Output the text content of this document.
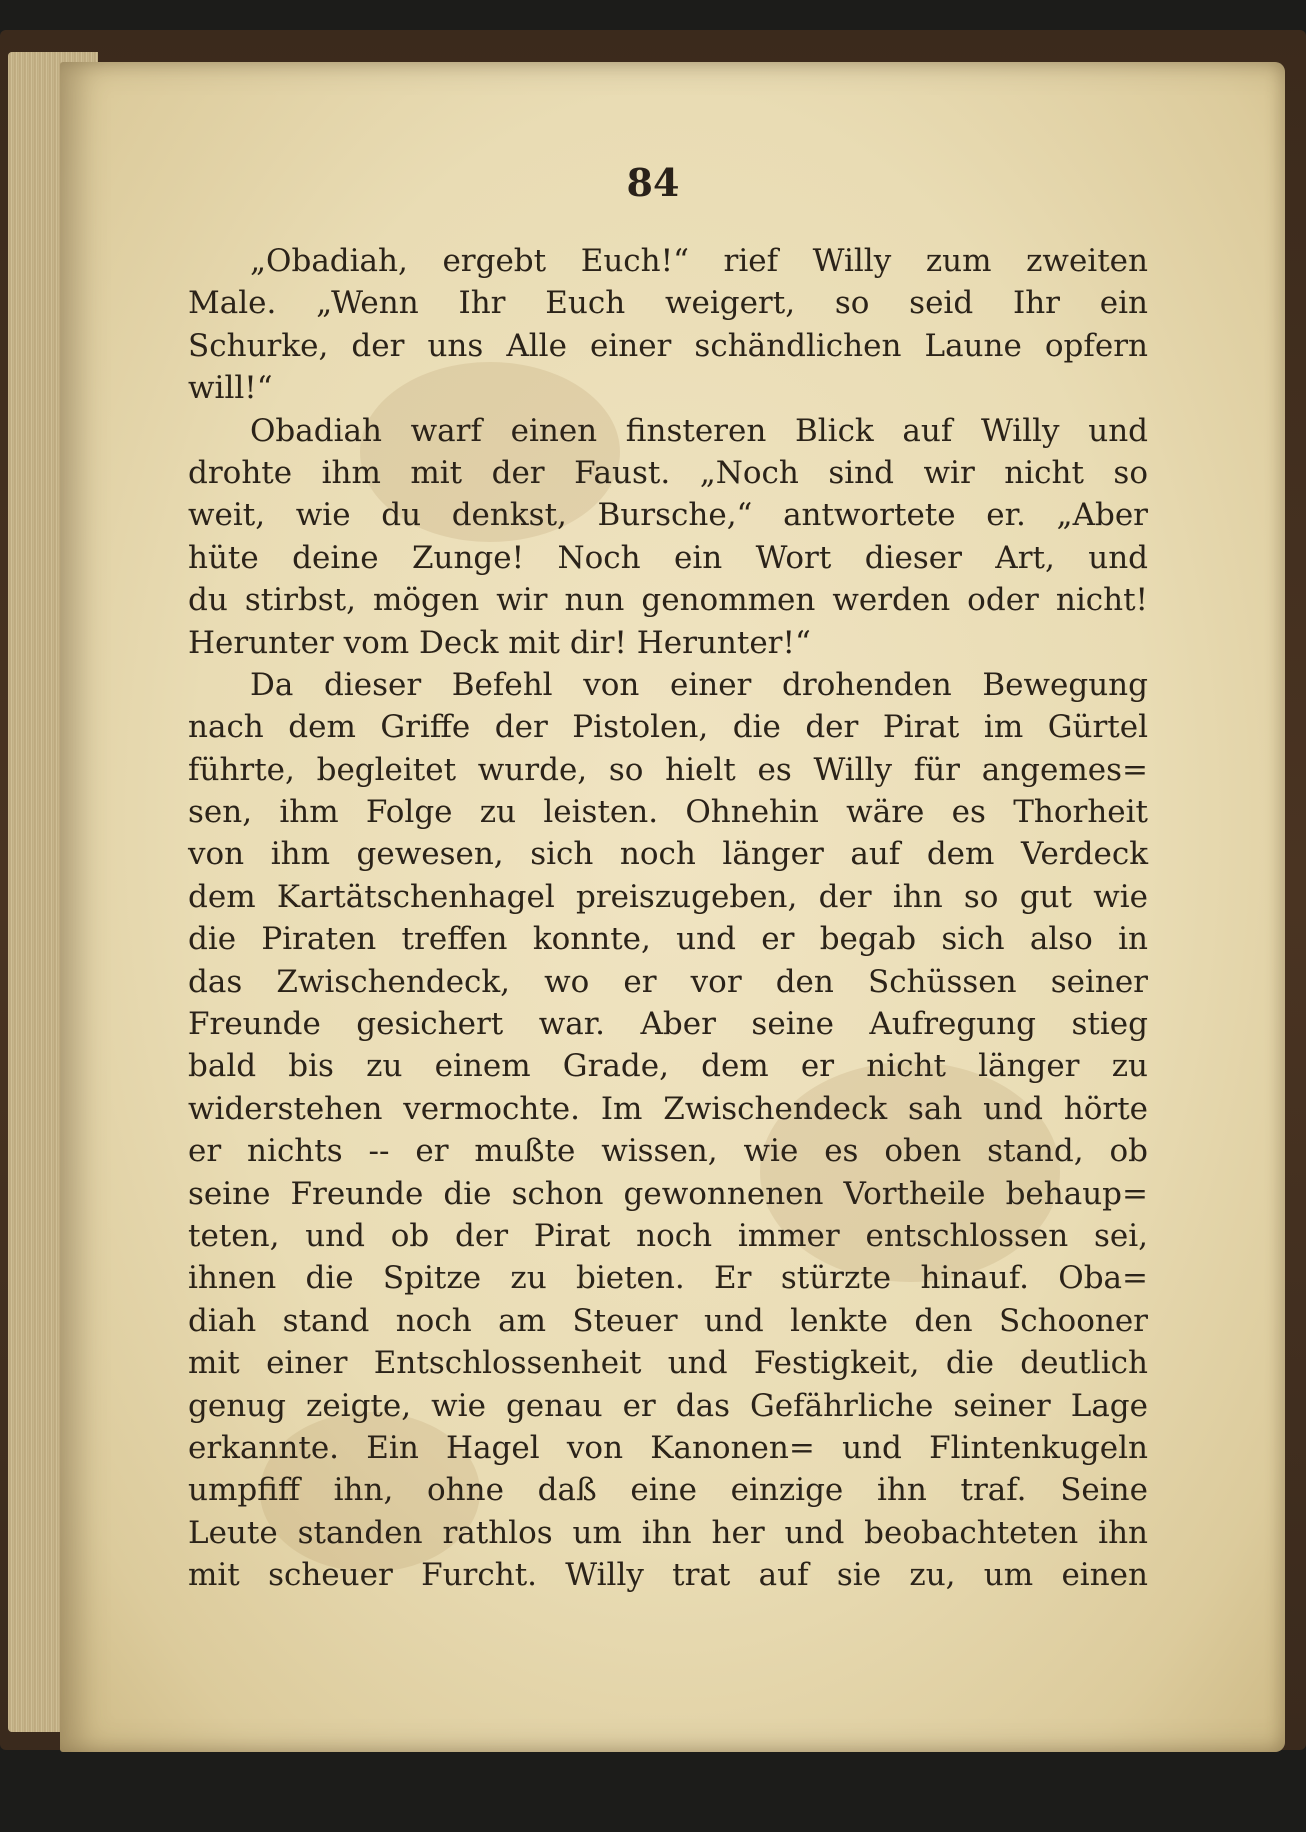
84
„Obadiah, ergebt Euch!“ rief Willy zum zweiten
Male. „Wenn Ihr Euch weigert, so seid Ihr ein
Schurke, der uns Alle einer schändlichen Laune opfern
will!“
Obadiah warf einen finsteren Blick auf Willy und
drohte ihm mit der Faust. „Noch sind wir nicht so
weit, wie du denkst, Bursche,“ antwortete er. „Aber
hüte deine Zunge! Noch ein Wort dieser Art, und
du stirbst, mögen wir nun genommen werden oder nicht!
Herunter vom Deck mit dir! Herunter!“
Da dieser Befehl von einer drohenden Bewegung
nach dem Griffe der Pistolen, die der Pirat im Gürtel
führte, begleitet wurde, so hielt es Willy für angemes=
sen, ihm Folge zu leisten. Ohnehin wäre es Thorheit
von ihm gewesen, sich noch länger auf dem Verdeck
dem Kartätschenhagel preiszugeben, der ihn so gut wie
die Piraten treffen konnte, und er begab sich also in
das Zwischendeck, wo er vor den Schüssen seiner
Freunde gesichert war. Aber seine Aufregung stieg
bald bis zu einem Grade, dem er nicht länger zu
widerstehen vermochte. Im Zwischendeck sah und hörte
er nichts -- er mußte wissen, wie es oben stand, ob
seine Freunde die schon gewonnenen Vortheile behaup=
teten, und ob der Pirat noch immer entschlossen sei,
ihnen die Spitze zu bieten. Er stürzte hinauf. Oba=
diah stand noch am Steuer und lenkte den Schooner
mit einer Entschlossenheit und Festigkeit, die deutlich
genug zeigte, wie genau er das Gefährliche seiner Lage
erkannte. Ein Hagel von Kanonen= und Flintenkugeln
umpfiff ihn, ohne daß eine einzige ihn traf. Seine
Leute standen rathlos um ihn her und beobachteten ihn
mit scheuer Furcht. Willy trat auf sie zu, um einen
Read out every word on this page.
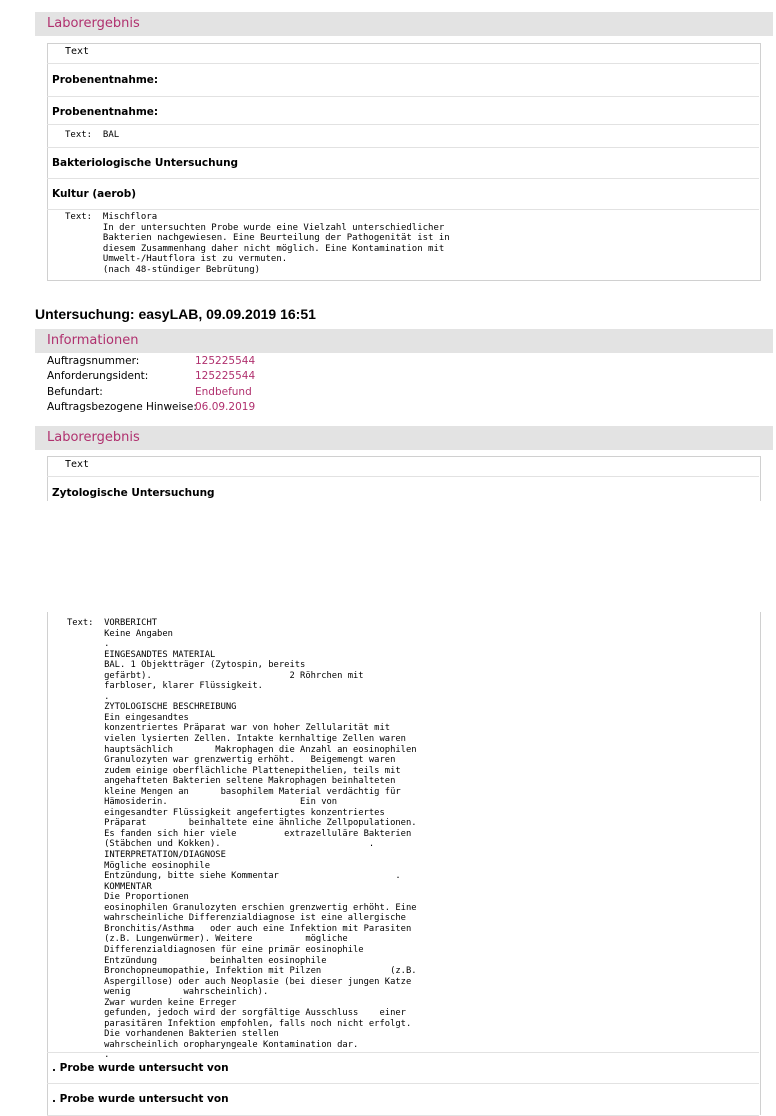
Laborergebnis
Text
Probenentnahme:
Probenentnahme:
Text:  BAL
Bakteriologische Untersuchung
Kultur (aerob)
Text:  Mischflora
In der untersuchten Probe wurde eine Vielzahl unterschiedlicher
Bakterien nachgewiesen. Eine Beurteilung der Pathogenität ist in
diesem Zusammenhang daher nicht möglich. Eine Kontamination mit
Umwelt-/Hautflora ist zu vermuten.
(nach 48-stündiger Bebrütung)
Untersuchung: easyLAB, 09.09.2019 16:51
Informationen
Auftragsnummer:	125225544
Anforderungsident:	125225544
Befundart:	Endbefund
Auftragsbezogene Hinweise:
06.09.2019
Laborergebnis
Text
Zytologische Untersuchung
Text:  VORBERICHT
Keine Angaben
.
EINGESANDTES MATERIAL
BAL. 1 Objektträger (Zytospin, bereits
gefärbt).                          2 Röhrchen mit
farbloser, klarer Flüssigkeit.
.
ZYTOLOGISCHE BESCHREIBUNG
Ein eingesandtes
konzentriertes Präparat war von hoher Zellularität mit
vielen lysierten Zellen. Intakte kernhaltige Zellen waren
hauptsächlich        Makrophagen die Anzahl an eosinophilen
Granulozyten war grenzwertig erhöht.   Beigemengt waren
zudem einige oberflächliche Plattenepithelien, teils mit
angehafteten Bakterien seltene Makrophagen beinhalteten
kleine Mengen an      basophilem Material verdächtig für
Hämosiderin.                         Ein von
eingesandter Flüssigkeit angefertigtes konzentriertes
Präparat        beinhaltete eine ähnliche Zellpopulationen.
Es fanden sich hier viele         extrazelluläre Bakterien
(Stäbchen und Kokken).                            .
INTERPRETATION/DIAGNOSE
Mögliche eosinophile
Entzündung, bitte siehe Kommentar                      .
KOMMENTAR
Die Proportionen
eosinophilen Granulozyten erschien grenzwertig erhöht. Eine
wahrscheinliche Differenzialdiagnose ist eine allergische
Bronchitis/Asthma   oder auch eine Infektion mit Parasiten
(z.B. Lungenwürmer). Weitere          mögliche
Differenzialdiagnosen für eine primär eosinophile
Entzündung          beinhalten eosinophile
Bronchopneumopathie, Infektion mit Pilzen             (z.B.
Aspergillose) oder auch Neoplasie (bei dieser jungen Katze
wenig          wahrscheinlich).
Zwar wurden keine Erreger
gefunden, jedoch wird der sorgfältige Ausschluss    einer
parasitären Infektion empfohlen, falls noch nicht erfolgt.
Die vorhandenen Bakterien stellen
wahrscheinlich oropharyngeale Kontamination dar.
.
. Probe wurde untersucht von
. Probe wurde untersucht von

Work required :: For every line above that includes the string "erhöht", copy the line.

Answer section ::
Granulozyten war grenzwertig erhöht.   Beigemengt waren
eosinophilen Granulozyten erschien grenzwertig erhöht. Eine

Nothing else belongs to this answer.